= Instructions to follow =
Go through the entries below and pick out every line with "name".
===== Extracted material =====
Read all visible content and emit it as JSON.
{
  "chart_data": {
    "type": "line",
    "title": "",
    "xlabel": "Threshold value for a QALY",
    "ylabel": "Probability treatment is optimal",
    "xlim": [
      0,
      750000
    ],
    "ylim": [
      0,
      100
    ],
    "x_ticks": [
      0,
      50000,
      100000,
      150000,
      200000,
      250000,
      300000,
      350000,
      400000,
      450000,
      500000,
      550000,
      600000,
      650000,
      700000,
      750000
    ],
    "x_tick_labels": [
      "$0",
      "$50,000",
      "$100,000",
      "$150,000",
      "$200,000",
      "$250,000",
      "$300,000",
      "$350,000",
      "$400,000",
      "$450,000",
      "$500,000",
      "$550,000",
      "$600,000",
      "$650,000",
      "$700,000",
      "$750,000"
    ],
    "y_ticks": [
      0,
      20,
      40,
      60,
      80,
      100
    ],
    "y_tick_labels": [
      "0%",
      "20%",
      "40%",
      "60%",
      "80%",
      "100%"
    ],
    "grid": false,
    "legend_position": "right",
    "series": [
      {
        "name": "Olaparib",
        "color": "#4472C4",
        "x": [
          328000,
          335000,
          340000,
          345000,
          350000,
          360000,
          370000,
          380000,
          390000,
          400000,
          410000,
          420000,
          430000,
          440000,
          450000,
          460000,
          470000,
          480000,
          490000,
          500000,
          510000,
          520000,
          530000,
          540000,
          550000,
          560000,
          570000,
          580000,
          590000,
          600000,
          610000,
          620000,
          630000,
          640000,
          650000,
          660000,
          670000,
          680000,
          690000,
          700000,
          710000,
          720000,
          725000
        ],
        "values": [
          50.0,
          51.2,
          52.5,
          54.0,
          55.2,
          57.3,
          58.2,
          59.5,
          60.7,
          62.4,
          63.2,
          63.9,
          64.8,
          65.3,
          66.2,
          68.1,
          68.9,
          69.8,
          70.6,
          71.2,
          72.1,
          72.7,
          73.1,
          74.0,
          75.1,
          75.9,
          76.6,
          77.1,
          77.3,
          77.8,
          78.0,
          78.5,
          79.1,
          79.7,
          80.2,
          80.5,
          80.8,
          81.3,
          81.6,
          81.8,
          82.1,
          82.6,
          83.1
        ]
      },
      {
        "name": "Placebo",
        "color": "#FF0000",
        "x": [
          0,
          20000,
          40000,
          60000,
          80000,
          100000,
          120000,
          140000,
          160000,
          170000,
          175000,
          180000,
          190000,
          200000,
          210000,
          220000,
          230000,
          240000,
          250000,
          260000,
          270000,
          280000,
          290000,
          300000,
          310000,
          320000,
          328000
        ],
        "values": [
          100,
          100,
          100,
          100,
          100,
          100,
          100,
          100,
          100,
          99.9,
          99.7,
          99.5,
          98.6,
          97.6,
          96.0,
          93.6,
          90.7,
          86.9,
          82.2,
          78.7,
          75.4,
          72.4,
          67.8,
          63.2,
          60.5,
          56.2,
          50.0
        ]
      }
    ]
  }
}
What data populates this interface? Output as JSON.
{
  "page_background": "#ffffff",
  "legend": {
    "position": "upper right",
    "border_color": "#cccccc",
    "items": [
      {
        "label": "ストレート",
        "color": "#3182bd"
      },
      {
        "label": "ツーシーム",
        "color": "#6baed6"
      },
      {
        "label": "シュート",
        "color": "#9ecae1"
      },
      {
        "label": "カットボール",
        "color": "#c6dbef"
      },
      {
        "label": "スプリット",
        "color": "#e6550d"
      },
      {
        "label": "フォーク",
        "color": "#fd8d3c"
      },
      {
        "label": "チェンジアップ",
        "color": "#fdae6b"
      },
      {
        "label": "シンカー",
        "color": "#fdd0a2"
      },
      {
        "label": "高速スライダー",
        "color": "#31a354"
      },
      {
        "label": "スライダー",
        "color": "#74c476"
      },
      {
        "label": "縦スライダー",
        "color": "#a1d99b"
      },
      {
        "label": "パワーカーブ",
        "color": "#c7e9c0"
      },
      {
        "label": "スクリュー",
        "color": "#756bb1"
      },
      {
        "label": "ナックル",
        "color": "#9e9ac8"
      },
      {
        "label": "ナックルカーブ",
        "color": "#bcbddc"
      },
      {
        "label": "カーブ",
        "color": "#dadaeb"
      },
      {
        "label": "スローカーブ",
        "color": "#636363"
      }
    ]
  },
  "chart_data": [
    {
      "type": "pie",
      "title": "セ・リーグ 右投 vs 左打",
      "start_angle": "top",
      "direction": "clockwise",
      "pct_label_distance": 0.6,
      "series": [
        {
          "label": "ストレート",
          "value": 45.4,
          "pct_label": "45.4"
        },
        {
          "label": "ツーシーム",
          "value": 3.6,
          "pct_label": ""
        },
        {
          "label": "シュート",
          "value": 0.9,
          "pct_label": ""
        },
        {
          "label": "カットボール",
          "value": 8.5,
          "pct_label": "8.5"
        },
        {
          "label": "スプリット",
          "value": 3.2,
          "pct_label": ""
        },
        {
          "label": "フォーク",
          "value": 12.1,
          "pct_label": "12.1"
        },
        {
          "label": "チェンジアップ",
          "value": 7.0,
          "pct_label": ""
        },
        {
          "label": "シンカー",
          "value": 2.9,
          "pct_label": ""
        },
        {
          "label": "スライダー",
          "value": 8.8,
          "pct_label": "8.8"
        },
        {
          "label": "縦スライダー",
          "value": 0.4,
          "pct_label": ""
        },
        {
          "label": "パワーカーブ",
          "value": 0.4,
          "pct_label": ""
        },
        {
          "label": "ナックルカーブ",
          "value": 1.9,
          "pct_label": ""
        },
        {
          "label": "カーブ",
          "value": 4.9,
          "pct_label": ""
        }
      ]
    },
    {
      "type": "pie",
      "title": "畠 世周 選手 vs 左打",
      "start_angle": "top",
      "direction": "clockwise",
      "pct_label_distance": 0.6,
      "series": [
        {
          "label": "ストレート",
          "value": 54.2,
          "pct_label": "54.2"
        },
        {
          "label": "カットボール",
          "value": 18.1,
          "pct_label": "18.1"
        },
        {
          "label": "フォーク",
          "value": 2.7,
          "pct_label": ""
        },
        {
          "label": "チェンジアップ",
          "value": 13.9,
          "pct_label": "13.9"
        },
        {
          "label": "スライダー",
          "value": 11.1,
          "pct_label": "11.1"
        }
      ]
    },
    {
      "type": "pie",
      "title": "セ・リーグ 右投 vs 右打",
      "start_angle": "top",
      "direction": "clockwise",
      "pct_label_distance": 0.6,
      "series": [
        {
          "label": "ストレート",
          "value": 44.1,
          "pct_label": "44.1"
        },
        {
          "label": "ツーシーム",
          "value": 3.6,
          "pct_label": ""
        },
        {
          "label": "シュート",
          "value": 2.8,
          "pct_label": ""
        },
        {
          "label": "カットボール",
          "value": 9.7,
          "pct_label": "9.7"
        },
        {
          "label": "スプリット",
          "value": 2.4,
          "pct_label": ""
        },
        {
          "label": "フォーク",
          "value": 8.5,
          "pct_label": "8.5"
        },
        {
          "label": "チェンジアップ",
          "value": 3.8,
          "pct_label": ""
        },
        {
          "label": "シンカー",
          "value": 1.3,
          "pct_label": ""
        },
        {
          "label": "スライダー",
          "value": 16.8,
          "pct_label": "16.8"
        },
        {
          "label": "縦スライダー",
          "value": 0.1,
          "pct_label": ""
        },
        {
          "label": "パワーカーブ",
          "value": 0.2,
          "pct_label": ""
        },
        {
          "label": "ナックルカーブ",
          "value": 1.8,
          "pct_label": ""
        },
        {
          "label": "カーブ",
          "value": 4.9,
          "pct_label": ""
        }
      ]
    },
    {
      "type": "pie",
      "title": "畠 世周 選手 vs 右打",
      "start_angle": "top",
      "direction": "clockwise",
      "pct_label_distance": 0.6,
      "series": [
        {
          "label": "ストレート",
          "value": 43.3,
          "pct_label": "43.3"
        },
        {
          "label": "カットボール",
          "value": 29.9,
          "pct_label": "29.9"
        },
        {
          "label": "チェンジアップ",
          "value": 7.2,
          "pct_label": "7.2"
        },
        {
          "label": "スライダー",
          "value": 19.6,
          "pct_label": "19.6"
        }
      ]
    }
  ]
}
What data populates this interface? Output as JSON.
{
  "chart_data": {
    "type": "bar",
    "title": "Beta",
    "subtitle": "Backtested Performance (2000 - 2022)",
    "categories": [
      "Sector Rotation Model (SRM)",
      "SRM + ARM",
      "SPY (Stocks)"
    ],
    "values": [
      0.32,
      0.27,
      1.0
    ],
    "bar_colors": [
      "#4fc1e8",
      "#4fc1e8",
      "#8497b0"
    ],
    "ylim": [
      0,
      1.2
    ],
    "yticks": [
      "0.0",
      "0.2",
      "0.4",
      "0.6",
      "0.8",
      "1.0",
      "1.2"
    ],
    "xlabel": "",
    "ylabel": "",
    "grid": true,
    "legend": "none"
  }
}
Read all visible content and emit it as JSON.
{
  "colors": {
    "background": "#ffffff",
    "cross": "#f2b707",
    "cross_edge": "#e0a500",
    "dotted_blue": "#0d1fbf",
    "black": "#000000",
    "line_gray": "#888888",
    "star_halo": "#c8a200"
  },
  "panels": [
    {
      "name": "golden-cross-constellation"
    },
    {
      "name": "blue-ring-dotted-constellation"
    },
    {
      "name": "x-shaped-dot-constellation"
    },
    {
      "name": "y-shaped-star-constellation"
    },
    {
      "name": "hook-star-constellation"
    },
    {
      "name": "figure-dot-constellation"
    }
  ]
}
=====
= Exercise solution =
        "name": "Olaparib",
        "name": "Placebo",
      "name": "golden-cross-constellation"
      "name": "blue-ring-dotted-constellation"
      "name": "x-shaped-dot-constellation"
      "name": "y-shaped-star-constellation"
      "name": "hook-star-constellation"
      "name": "figure-dot-constellation"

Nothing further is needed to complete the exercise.